======== DATA FOR THIS EXERCISE
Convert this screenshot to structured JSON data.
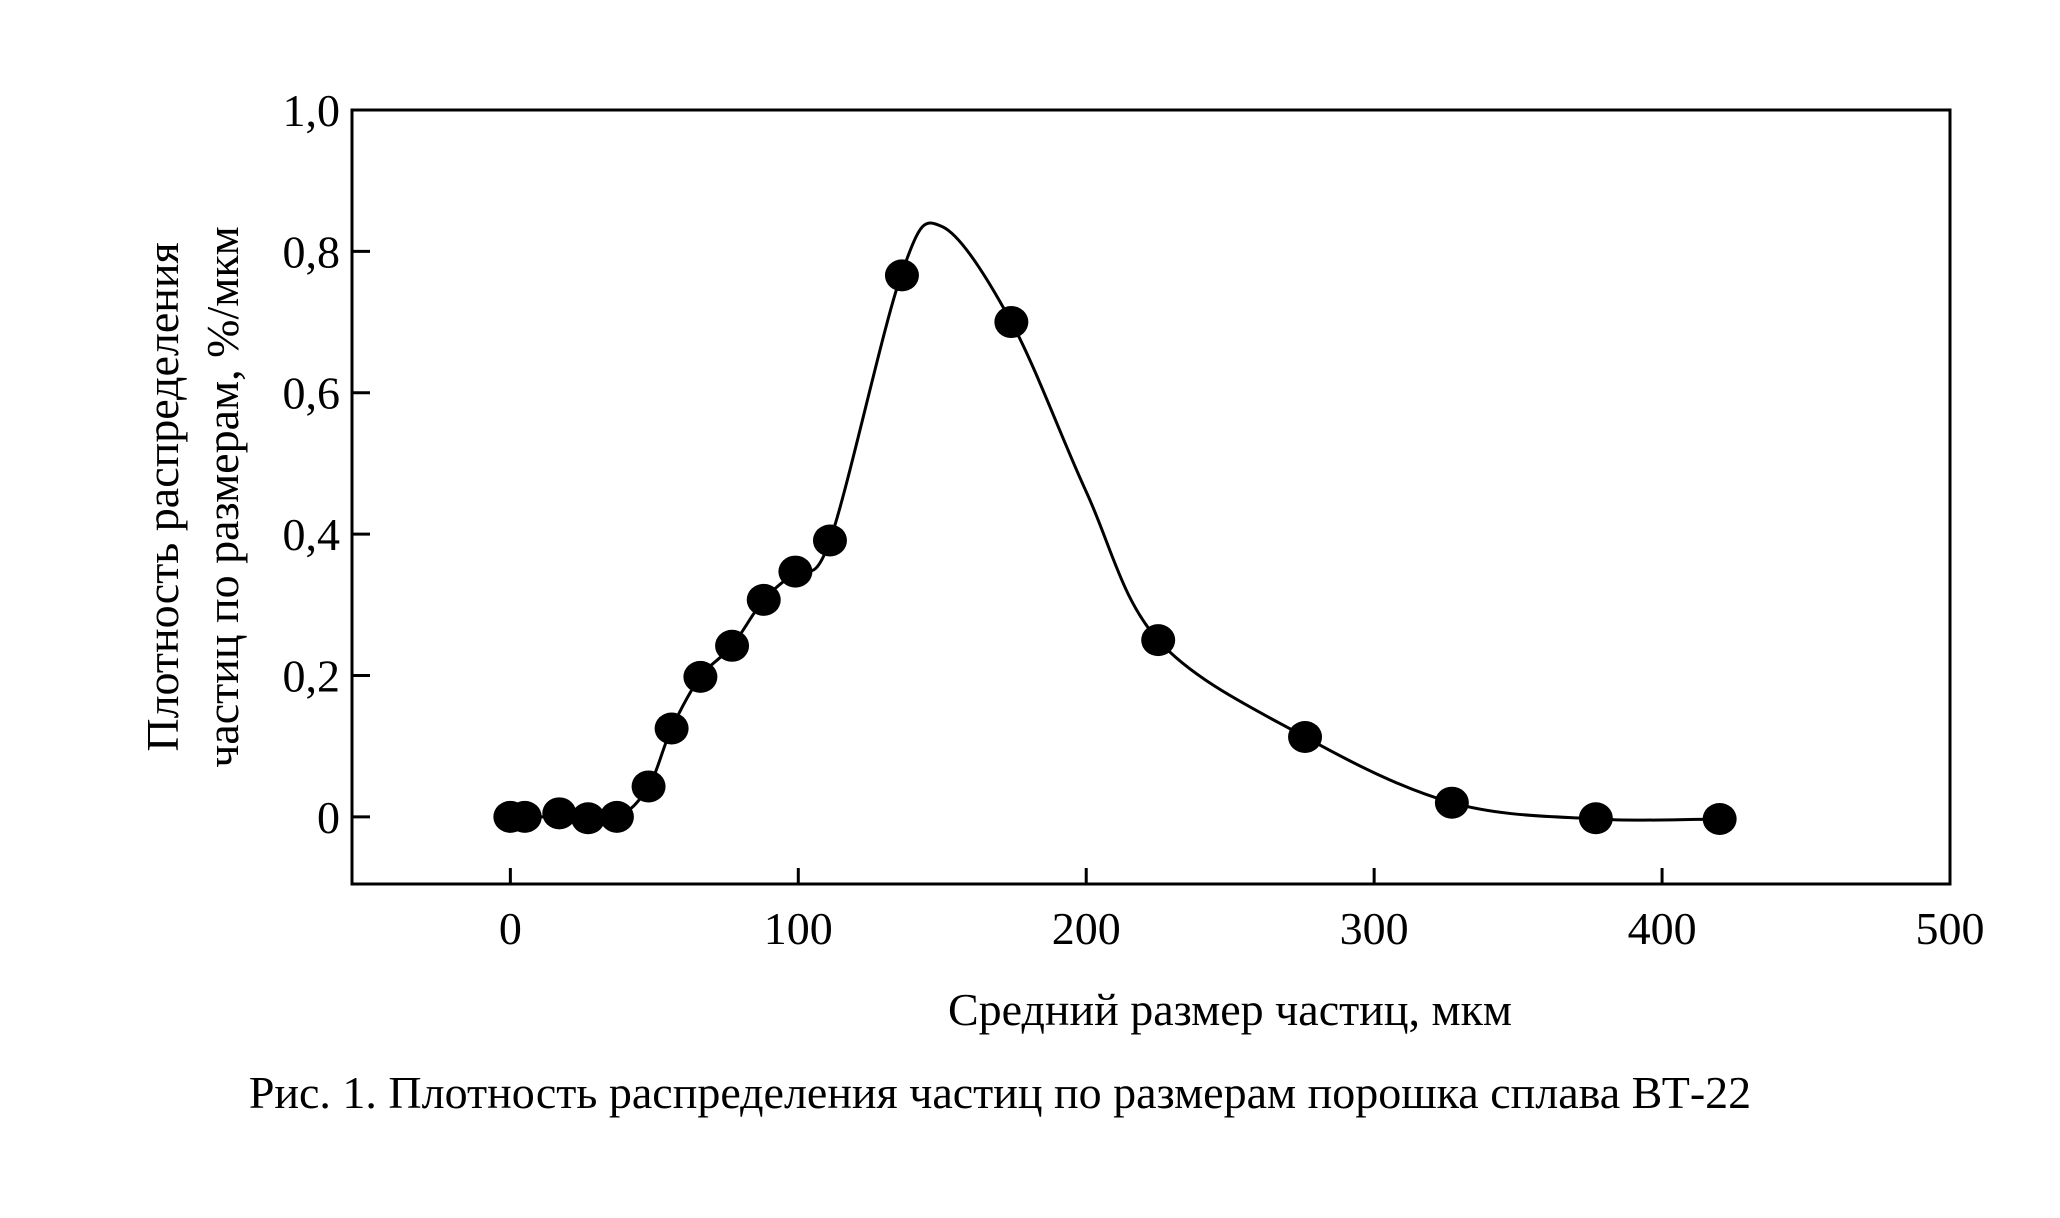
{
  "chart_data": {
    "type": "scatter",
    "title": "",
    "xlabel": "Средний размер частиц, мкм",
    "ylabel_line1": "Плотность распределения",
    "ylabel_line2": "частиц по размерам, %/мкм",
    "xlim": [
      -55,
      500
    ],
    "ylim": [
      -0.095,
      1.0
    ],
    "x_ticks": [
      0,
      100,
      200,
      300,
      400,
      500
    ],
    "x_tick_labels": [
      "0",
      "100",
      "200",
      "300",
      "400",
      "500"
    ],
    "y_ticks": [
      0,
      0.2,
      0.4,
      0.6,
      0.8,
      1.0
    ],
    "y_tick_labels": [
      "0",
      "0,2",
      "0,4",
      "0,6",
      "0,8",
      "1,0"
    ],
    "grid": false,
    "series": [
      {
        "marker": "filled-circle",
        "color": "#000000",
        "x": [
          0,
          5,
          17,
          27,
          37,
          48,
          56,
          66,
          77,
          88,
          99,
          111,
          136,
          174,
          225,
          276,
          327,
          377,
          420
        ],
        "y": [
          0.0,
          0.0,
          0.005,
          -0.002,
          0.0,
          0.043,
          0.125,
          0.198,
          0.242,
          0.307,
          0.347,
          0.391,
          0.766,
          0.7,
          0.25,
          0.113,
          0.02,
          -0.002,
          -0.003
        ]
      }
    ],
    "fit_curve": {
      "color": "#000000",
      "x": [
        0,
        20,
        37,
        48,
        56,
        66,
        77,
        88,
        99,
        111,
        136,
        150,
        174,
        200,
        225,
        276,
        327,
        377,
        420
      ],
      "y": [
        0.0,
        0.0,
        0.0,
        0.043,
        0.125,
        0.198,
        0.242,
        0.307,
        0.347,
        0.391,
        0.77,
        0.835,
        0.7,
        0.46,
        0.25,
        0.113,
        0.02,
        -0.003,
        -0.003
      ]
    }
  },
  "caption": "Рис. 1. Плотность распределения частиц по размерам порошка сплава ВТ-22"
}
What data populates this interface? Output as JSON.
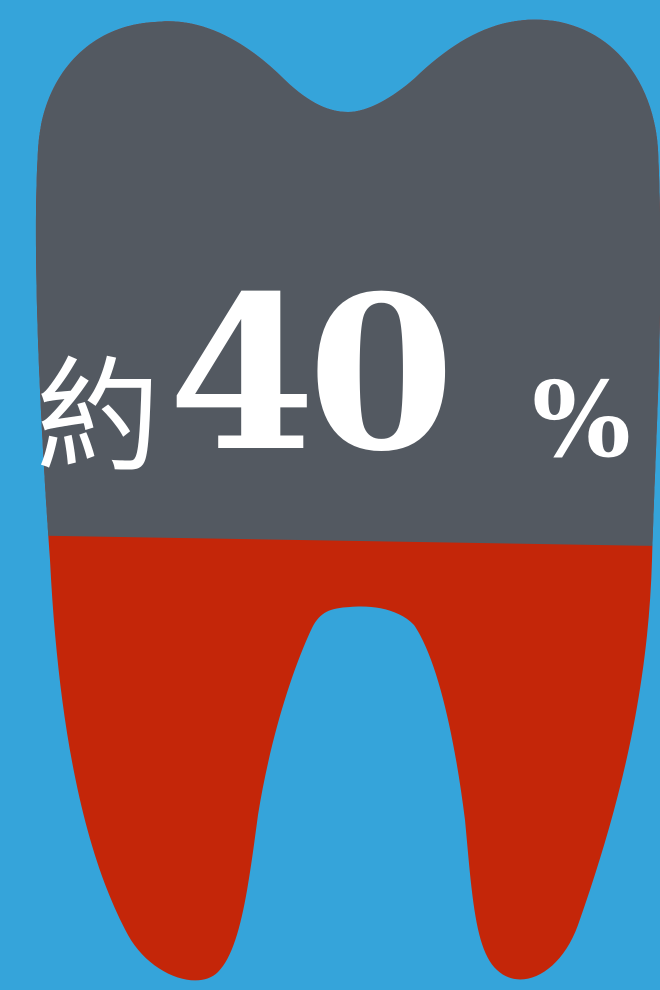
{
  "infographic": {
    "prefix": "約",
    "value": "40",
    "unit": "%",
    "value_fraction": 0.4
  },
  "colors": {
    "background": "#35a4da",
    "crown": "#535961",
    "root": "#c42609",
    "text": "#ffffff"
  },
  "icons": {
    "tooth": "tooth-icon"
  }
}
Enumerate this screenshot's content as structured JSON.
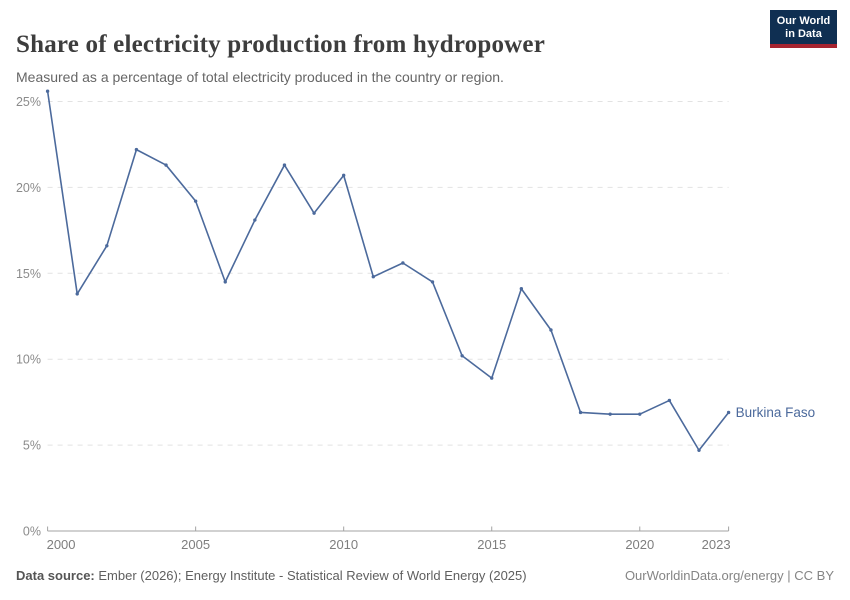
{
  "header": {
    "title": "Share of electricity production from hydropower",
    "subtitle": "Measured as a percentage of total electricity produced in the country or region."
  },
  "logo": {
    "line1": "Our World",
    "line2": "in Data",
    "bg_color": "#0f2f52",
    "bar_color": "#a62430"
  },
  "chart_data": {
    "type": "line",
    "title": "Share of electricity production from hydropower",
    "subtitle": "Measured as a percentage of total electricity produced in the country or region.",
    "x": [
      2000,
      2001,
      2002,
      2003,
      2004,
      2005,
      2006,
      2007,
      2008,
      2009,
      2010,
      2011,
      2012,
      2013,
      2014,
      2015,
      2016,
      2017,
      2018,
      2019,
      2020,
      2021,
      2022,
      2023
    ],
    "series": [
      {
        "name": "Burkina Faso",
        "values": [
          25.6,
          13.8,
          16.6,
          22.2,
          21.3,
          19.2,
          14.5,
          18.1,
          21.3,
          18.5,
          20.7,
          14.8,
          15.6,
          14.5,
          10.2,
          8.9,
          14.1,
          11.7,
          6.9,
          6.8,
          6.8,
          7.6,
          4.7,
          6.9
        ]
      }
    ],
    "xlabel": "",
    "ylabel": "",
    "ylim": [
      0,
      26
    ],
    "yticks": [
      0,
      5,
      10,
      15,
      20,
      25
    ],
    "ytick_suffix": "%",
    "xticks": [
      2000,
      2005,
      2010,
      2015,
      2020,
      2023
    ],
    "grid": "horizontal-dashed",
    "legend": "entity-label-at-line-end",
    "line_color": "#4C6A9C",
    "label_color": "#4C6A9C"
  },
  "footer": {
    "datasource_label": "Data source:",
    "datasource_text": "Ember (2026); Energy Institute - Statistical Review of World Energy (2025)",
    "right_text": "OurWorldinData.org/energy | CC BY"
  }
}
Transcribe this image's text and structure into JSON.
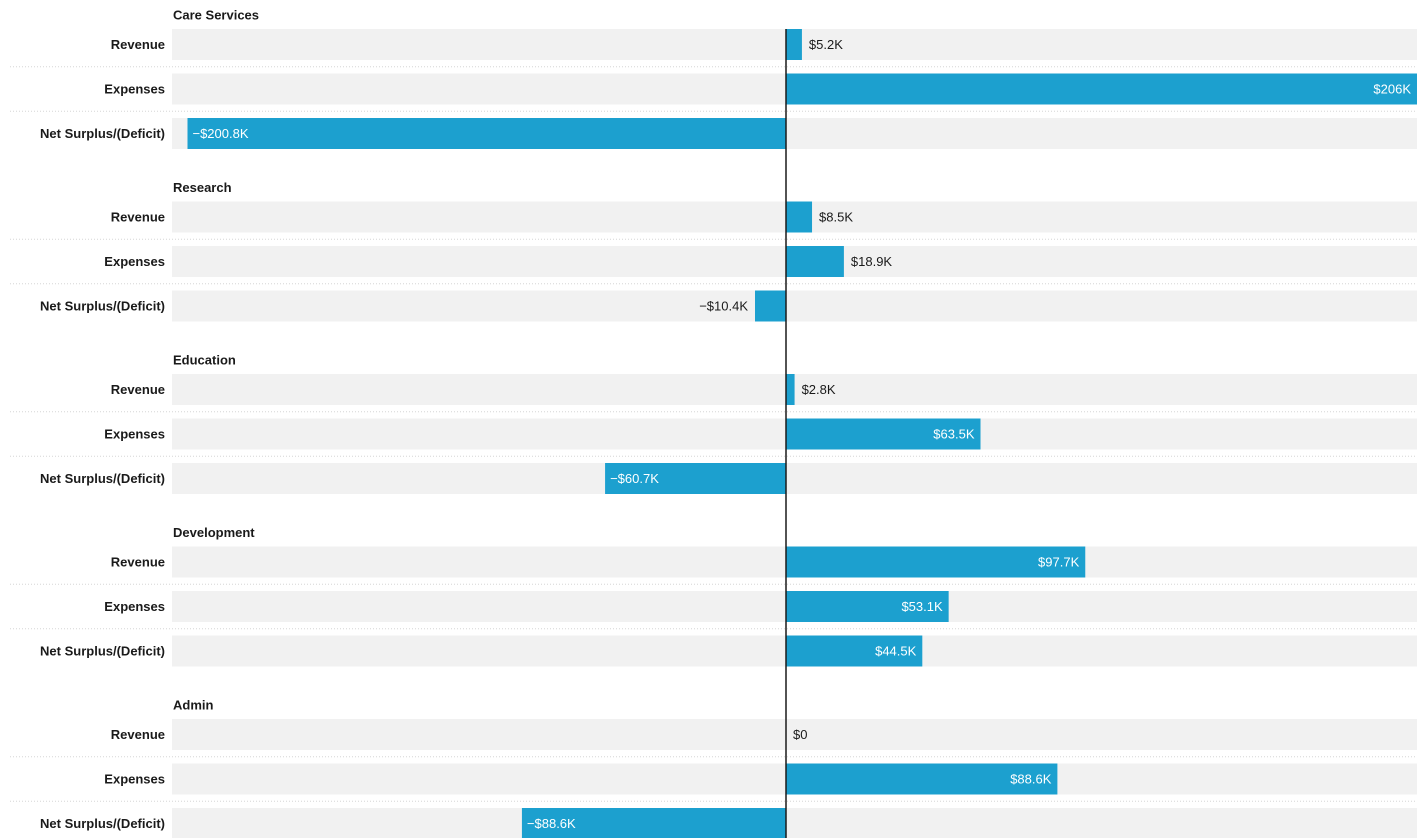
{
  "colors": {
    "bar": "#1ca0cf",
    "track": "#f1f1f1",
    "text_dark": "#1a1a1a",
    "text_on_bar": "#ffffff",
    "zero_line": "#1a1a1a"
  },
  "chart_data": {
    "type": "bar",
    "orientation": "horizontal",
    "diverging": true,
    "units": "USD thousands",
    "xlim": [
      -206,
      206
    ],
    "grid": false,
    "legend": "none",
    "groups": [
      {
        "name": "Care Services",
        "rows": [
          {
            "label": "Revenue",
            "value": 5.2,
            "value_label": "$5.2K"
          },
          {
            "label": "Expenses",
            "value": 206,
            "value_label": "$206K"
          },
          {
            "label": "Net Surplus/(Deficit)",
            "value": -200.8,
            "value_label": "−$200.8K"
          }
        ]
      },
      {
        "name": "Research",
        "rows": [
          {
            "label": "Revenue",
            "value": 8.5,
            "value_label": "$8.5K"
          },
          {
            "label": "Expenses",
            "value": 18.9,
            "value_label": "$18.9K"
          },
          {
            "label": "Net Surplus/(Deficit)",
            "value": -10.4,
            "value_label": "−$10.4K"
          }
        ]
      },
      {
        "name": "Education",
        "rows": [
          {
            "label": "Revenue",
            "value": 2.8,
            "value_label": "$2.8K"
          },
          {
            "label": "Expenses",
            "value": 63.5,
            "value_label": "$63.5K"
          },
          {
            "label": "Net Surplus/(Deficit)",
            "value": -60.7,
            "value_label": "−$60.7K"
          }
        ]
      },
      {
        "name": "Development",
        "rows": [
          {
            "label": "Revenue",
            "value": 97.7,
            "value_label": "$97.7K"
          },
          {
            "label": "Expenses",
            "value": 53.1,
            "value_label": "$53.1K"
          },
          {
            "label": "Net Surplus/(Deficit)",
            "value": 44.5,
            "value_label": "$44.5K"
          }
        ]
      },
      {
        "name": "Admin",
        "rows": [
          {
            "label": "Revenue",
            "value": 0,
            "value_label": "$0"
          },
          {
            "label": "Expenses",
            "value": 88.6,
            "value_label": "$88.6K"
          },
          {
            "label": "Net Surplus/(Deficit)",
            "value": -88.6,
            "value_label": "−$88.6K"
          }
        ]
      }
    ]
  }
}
================
REQUIREMENT: Filter out every line that lacks the word "electricity", and copy the rest.

FINAL RESULT:
    "title": "Share of electricity production from hydropower",
    "subtitle": "Measured as a percentage of total electricity produced in the country or region."
    "title": "Share of electricity production from hydropower",
    "subtitle": "Measured as a percentage of total electricity produced in the country or region.",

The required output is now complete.